**Lines of data:**
━━━━━━━━━━━━━━━━
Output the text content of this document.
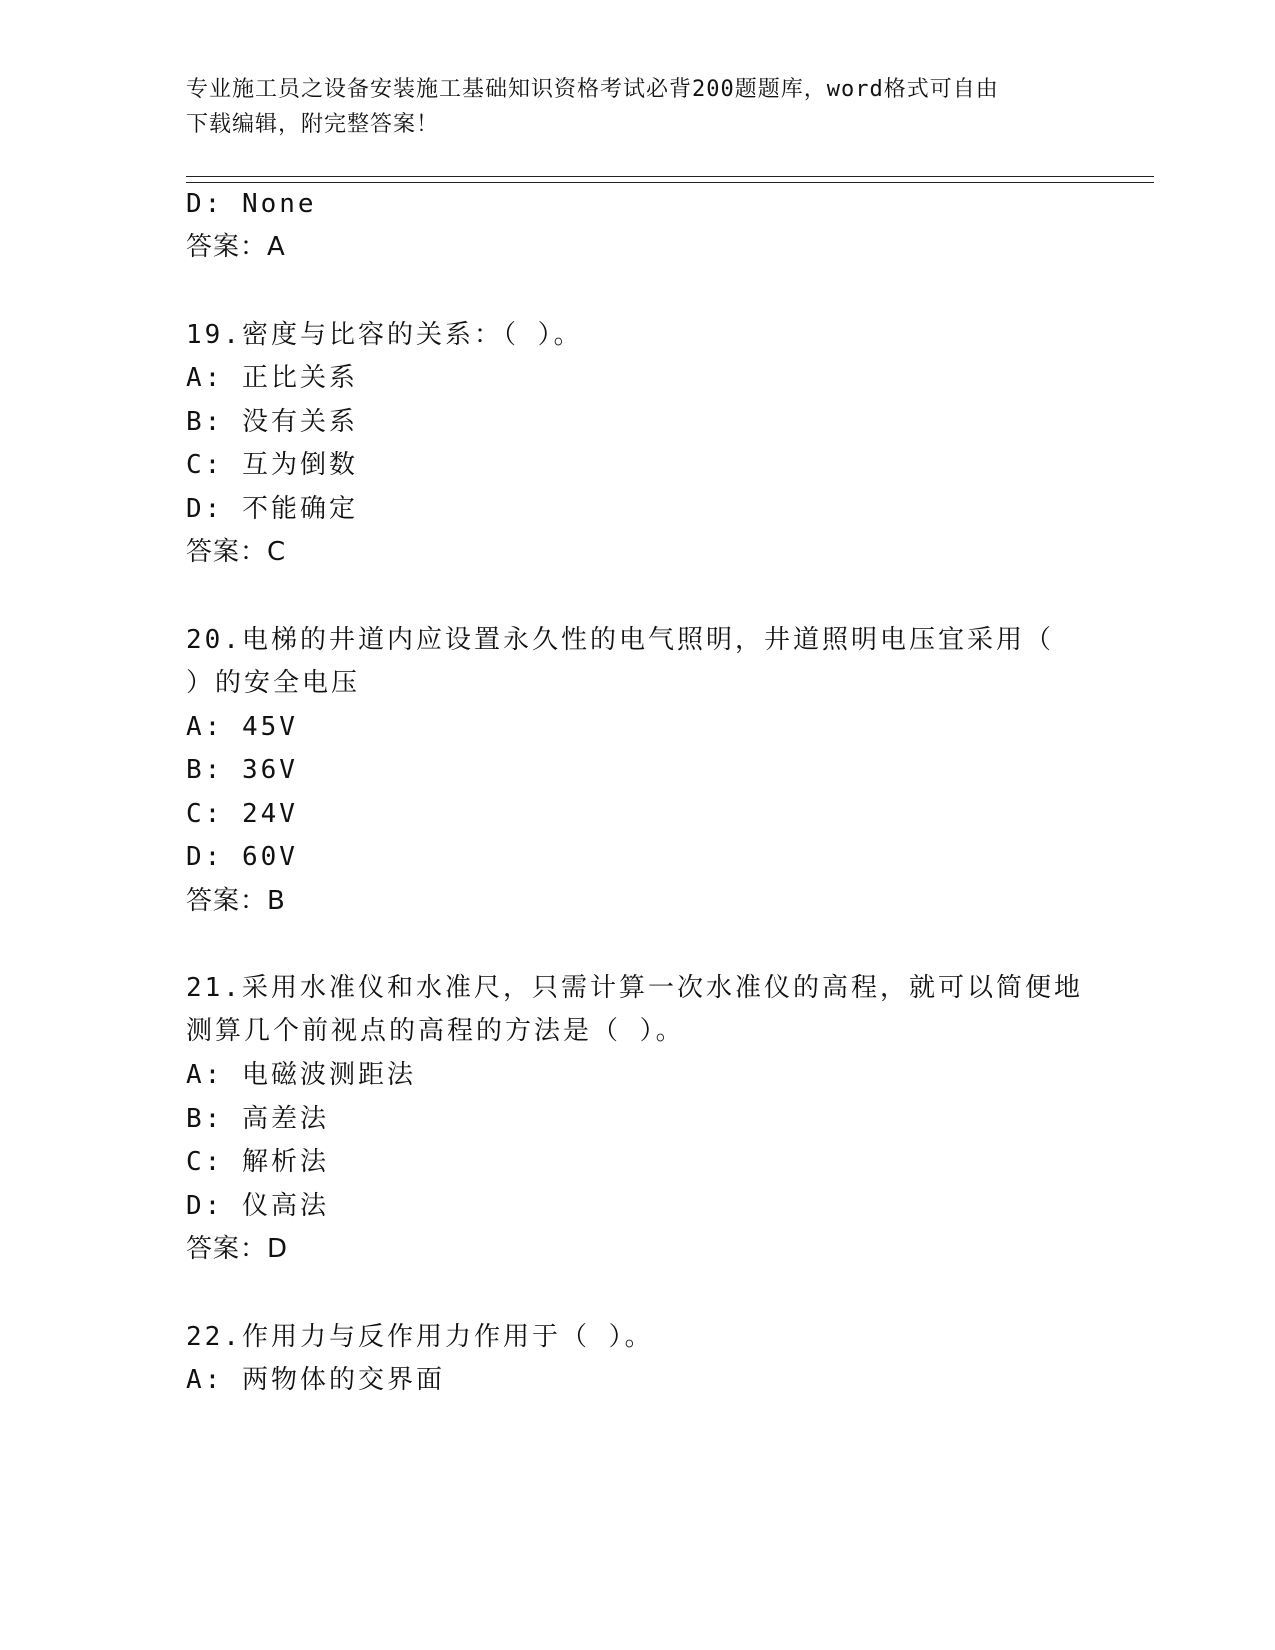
专业施工员之设备安装施工基础知识资格考试必背200题题库，word格式可自由
下载编辑，附完整答案！
D: None
答案：A
19.密度与比容的关系：（ ）。
A: 正比关系
B: 没有关系
C: 互为倒数
D: 不能确定
答案：C
20.电梯的井道内应设置永久性的电气照明，井道照明电压宜采用（
）的安全电压
A: 45V
B: 36V
C: 24V
D: 60V
答案：B
21.采用水准仪和水准尺，只需计算一次水准仪的高程，就可以简便地
测算几个前视点的高程的方法是（ ）。
A: 电磁波测距法
B: 高差法
C: 解析法
D: 仪高法
答案：D
22.作用力与反作用力作用于（ ）。
A: 两物体的交界面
━━━━━━━━━━━━━━━━
**Problem:**
Except for the pictures, copy every line of the records above exactly.

**Written answer:**
Output the text content of this document.
专业施工员之设备安装施工基础知识资格考试必背200题题库，word格式可自由
下载编辑，附完整答案！
D: None
答案：A
19.密度与比容的关系：（ ）。
A: 正比关系
B: 没有关系
C: 互为倒数
D: 不能确定
答案：C
20.电梯的井道内应设置永久性的电气照明，井道照明电压宜采用（
）的安全电压
A: 45V
B: 36V
C: 24V
D: 60V
答案：B
21.采用水准仪和水准尺，只需计算一次水准仪的高程，就可以简便地
测算几个前视点的高程的方法是（ ）。
A: 电磁波测距法
B: 高差法
C: 解析法
D: 仪高法
答案：D
22.作用力与反作用力作用于（ ）。
A: 两物体的交界面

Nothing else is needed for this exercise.